TASK.
Every entry must be echoed exactly.

## Begin ENTRIES PROVIDED

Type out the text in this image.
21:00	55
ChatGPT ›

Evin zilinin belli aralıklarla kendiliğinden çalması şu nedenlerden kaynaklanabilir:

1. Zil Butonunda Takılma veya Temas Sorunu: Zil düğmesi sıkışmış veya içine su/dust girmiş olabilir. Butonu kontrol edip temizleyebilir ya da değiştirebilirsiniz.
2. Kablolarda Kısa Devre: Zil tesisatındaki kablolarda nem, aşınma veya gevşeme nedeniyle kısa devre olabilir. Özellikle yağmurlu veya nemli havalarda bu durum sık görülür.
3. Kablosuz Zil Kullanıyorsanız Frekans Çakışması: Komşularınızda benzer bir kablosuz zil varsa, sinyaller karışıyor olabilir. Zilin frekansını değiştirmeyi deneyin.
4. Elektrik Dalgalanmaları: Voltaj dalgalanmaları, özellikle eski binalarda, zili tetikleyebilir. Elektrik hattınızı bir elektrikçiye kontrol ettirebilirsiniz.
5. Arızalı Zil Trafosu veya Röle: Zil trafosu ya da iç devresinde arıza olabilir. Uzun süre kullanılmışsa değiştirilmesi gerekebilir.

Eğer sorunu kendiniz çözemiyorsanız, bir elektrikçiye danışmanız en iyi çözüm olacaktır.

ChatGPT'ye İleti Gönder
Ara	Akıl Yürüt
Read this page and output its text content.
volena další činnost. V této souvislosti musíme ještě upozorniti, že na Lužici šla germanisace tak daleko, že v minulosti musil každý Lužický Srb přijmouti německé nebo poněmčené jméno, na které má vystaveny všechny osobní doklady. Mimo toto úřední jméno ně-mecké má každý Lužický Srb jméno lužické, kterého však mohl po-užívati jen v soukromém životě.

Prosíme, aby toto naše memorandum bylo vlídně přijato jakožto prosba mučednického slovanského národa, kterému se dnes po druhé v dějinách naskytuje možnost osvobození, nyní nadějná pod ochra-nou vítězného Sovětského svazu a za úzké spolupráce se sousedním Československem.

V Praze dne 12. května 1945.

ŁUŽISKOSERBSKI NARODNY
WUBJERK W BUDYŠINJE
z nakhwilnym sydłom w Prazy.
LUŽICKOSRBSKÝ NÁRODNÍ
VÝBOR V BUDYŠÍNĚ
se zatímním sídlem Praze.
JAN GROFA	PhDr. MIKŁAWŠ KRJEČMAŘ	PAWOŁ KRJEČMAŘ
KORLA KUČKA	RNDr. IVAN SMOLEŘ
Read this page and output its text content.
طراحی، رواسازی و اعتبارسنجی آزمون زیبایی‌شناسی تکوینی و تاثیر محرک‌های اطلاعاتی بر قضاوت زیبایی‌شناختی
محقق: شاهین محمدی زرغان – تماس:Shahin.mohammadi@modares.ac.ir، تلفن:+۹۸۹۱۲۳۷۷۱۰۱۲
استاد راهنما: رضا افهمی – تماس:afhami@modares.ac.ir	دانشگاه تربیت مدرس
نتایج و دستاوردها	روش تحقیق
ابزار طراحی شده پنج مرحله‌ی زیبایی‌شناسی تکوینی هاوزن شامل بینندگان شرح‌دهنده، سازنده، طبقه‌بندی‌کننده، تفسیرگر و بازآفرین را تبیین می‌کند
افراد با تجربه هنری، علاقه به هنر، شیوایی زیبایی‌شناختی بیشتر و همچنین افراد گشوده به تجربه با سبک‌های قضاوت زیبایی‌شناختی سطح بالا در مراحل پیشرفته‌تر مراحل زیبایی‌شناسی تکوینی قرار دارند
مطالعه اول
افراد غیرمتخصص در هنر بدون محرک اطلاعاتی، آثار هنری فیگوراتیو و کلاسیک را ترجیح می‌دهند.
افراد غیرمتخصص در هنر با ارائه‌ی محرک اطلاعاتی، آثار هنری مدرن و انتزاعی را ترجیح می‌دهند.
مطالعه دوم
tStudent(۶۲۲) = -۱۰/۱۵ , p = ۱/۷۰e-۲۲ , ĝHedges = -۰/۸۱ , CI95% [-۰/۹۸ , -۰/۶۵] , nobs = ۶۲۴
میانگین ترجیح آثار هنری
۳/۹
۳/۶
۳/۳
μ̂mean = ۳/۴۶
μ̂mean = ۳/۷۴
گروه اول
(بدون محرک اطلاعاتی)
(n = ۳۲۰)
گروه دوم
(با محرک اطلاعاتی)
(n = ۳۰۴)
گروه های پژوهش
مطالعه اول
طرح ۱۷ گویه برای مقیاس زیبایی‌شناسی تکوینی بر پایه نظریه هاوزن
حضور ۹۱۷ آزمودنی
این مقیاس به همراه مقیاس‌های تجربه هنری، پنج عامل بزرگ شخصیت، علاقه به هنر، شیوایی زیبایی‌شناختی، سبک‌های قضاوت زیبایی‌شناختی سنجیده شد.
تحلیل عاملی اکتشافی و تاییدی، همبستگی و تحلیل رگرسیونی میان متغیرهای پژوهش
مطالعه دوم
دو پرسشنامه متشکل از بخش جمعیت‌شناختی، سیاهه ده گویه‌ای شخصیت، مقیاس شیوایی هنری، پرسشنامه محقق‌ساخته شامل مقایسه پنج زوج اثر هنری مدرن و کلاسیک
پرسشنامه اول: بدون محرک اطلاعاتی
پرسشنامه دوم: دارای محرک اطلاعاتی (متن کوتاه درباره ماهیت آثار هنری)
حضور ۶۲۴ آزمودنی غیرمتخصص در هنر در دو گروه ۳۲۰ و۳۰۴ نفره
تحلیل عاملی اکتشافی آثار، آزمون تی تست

## End ENTRIES PROVIDED

THE RESULT.
Type out the text in this image.
21:00	55
ChatGPT ›

Evin zilinin belli aralıklarla kendiliğinden çalması şu nedenlerden kaynaklanabilir:

1. Zil Butonunda Takılma veya Temas Sorunu: Zil düğmesi sıkışmış veya içine su/dust girmiş olabilir. Butonu kontrol edip temizleyebilir ya da değiştirebilirsiniz.
2. Kablolarda Kısa Devre: Zil tesisatındaki kablolarda nem, aşınma veya gevşeme nedeniyle kısa devre olabilir. Özellikle yağmurlu veya nemli havalarda bu durum sık görülür.
3. Kablosuz Zil Kullanıyorsanız Frekans Çakışması: Komşularınızda benzer bir kablosuz zil varsa, sinyaller karışıyor olabilir. Zilin frekansını değiştirmeyi deneyin.
4. Elektrik Dalgalanmaları: Voltaj dalgalanmaları, özellikle eski binalarda, zili tetikleyebilir. Elektrik hattınızı bir elektrikçiye kontrol ettirebilirsiniz.
5. Arızalı Zil Trafosu veya Röle: Zil trafosu ya da iç devresinde arıza olabilir. Uzun süre kullanılmışsa değiştirilmesi gerekebilir.

Eğer sorunu kendiniz çözemiyorsanız, bir elektrikçiye danışmanız en iyi çözüm olacaktır.

ChatGPT'ye İleti Gönder
Ara	Akıl Yürüt
Read this page and output its text content.
volena další činnost. V této souvislosti musíme ještě upozorniti, že na Lužici šla germanisace tak daleko, že v minulosti musil každý Lužický Srb přijmouti německé nebo poněmčené jméno, na které má vystaveny všechny osobní doklady. Mimo toto úřední jméno ně-mecké má každý Lužický Srb jméno lužické, kterého však mohl po-užívati jen v soukromém životě.

Prosíme, aby toto naše memorandum bylo vlídně přijato jakožto prosba mučednického slovanského národa, kterému se dnes po druhé v dějinách naskytuje možnost osvobození, nyní nadějná pod ochra-nou vítězného Sovětského svazu a za úzké spolupráce se sousedním Československem.

V Praze dne 12. května 1945.

ŁUŽISKOSERBSKI NARODNY
WUBJERK W BUDYŠINJE
z nakhwilnym sydłom w Prazy.
LUŽICKOSRBSKÝ NÁRODNÍ
VÝBOR V BUDYŠÍNĚ
se zatímním sídlem Praze.
JAN GROFA	PhDr. MIKŁAWŠ KRJEČMAŘ	PAWOŁ KRJEČMAŘ
KORLA KUČKA	RNDr. IVAN SMOLEŘ
Read this page and output its text content.
طراحی، رواسازی و اعتبارسنجی آزمون زیبایی‌شناسی تکوینی و تاثیر محرک‌های اطلاعاتی بر قضاوت زیبایی‌شناختی
محقق: شاهین محمدی زرغان – تماس:Shahin.mohammadi@modares.ac.ir، تلفن:+۹۸۹۱۲۳۷۷۱۰۱۲
استاد راهنما: رضا افهمی – تماس:afhami@modares.ac.ir	دانشگاه تربیت مدرس
نتایج و دستاوردها	روش تحقیق
ابزار طراحی شده پنج مرحله‌ی زیبایی‌شناسی تکوینی هاوزن شامل بینندگان شرح‌دهنده، سازنده، طبقه‌بندی‌کننده، تفسیرگر و بازآفرین را تبیین می‌کند
افراد با تجربه هنری، علاقه به هنر، شیوایی زیبایی‌شناختی بیشتر و همچنین افراد گشوده به تجربه با سبک‌های قضاوت زیبایی‌شناختی سطح بالا در مراحل پیشرفته‌تر مراحل زیبایی‌شناسی تکوینی قرار دارند
مطالعه اول
افراد غیرمتخصص در هنر بدون محرک اطلاعاتی، آثار هنری فیگوراتیو و کلاسیک را ترجیح می‌دهند.
افراد غیرمتخصص در هنر با ارائه‌ی محرک اطلاعاتی، آثار هنری مدرن و انتزاعی را ترجیح می‌دهند.
مطالعه دوم
tStudent(۶۲۲) = -۱۰/۱۵ , p = ۱/۷۰e-۲۲ , ĝHedges = -۰/۸۱ , CI95% [-۰/۹۸ , -۰/۶۵] , nobs = ۶۲۴
میانگین ترجیح آثار هنری
۳/۹
۳/۶
۳/۳
μ̂mean = ۳/۴۶
μ̂mean = ۳/۷۴
گروه اول
(بدون محرک اطلاعاتی)
(n = ۳۲۰)
گروه دوم
(با محرک اطلاعاتی)
(n = ۳۰۴)
گروه های پژوهش
مطالعه اول
طرح ۱۷ گویه برای مقیاس زیبایی‌شناسی تکوینی بر پایه نظریه هاوزن
حضور ۹۱۷ آزمودنی
این مقیاس به همراه مقیاس‌های تجربه هنری، پنج عامل بزرگ شخصیت، علاقه به هنر، شیوایی زیبایی‌شناختی، سبک‌های قضاوت زیبایی‌شناختی سنجیده شد.
تحلیل عاملی اکتشافی و تاییدی، همبستگی و تحلیل رگرسیونی میان متغیرهای پژوهش
مطالعه دوم
دو پرسشنامه متشکل از بخش جمعیت‌شناختی، سیاهه ده گویه‌ای شخصیت، مقیاس شیوایی هنری، پرسشنامه محقق‌ساخته شامل مقایسه پنج زوج اثر هنری مدرن و کلاسیک
پرسشنامه اول: بدون محرک اطلاعاتی
پرسشنامه دوم: دارای محرک اطلاعاتی (متن کوتاه درباره ماهیت آثار هنری)
حضور ۶۲۴ آزمودنی غیرمتخصص در هنر در دو گروه ۳۲۰ و۳۰۴ نفره
تحلیل عاملی اکتشافی آثار، آزمون تی تست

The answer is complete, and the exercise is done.